**DATA SUPPLIED:**
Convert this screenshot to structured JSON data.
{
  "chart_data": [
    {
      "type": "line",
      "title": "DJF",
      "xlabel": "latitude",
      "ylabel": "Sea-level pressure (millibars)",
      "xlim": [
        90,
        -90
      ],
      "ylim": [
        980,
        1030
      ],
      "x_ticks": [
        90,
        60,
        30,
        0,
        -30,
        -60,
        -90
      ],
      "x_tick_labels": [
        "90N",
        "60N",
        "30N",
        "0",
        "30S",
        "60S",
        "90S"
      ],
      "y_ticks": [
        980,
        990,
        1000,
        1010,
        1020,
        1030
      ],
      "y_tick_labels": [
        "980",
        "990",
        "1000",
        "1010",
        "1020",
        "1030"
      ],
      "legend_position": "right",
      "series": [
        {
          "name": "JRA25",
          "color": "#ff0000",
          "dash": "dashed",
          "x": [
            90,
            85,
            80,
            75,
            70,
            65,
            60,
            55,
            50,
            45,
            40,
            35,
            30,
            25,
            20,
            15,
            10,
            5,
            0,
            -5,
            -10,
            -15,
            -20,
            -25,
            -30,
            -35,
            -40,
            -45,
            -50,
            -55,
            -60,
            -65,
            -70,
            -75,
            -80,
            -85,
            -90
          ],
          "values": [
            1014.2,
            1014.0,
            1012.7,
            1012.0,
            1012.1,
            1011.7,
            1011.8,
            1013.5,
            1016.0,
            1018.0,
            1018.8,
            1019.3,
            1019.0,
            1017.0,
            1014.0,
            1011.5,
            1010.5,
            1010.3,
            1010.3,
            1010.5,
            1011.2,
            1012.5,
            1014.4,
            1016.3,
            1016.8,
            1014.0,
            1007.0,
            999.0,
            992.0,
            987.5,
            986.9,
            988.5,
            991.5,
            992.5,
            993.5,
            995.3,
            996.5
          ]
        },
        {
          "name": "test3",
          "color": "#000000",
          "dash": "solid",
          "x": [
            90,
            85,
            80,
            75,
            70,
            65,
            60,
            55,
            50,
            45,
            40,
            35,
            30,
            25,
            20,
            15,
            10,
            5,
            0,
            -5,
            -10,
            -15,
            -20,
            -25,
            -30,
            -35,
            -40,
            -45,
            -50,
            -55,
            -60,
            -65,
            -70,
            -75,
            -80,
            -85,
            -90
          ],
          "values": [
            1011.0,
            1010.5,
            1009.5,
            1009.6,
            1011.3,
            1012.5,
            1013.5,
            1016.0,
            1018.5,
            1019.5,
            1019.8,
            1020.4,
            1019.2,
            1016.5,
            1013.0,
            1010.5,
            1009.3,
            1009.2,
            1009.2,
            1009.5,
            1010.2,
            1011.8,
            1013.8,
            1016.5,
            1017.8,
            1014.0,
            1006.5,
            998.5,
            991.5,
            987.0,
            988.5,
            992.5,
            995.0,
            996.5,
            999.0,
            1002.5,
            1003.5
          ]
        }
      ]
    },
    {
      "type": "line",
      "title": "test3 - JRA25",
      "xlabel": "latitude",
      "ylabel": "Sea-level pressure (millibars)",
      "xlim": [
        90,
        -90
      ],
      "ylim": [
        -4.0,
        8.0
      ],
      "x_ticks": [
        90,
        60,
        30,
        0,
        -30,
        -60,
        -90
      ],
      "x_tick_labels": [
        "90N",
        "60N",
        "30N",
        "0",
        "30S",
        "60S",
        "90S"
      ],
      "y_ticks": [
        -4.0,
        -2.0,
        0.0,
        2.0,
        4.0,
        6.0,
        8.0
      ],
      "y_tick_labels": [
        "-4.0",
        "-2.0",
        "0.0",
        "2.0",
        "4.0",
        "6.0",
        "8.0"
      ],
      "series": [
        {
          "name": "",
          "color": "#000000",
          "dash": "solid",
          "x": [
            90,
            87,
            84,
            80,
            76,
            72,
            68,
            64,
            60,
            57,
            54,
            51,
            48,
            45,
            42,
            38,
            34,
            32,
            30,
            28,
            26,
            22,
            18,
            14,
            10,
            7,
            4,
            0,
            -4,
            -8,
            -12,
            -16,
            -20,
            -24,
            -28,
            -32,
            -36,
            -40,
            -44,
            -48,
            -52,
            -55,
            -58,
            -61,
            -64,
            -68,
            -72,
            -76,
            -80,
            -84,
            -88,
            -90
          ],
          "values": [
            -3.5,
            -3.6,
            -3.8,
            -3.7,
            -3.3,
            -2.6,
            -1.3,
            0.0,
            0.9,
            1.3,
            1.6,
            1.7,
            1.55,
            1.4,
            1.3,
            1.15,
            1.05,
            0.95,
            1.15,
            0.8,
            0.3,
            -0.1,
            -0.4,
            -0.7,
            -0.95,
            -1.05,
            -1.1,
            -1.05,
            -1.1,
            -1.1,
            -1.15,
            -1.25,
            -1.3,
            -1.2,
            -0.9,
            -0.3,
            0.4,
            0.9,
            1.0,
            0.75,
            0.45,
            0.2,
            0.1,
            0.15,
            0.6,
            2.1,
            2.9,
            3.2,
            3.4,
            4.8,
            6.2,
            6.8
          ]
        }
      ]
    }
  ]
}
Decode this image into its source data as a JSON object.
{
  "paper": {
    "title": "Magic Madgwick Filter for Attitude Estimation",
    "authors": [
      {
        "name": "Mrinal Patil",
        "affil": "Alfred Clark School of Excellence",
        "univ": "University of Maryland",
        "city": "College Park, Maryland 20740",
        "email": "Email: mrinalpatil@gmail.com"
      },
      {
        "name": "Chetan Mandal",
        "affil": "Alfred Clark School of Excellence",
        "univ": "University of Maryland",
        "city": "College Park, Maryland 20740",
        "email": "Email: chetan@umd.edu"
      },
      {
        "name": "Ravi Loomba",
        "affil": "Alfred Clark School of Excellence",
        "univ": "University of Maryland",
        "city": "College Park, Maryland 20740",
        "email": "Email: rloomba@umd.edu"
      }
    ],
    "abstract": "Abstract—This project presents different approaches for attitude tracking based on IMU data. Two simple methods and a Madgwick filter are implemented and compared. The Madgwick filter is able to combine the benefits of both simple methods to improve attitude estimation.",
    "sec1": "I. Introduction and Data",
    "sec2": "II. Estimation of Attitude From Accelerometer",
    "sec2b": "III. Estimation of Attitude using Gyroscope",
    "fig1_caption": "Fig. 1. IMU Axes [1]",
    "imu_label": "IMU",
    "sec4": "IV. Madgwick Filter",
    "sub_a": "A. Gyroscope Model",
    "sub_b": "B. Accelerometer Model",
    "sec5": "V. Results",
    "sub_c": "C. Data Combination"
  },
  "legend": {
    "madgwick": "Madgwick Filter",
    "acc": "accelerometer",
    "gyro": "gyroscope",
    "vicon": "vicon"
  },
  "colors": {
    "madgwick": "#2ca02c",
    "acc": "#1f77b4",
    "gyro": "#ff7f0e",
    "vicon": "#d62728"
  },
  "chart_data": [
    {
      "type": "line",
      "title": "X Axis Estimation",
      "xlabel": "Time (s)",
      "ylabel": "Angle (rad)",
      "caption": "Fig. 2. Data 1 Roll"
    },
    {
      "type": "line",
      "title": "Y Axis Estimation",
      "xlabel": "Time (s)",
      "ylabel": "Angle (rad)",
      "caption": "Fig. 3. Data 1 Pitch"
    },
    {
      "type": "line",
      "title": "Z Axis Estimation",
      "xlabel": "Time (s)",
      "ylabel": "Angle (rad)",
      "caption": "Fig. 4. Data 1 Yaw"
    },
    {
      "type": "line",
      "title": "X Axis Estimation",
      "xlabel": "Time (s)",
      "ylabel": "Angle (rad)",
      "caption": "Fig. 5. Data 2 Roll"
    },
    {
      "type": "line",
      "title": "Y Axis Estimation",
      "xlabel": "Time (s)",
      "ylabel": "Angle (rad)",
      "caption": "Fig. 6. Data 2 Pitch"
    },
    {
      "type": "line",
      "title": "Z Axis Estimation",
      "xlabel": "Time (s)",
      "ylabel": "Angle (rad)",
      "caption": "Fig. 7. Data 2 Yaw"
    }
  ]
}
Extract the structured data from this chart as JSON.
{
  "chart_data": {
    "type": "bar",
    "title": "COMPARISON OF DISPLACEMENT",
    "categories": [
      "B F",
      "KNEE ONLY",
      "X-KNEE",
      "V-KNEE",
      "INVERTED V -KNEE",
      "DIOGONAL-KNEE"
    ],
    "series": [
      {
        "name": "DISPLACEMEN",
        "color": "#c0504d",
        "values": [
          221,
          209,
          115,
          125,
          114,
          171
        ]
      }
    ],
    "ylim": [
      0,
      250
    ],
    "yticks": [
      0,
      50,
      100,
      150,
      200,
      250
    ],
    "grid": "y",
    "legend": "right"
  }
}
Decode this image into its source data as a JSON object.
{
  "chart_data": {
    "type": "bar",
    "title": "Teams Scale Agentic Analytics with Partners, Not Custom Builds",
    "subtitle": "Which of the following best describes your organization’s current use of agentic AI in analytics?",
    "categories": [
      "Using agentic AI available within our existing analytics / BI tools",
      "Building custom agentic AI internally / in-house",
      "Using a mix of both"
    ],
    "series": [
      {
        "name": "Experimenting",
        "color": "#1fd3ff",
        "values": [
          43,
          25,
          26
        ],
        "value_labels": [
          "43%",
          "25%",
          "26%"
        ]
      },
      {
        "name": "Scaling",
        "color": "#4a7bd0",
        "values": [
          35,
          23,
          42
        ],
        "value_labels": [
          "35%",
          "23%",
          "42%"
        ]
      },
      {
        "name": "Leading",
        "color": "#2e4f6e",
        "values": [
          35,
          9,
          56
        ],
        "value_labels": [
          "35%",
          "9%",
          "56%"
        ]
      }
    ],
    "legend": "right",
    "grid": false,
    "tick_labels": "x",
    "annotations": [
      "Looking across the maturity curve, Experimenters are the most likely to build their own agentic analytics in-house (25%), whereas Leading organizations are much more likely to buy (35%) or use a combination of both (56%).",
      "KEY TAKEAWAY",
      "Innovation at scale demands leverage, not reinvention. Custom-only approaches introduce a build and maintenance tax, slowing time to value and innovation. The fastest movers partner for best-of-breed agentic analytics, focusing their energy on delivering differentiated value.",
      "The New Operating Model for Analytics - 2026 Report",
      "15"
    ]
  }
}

**YOUR OBJECTIVE:** Pick out the lines that include the word "JSON" and write them out.

**WORKED SOLUTION:**
Convert this screenshot to structured JSON data.
Decode this image into its source data as a JSON object.
Extract the structured data from this chart as JSON.
Decode this image into its source data as a JSON object.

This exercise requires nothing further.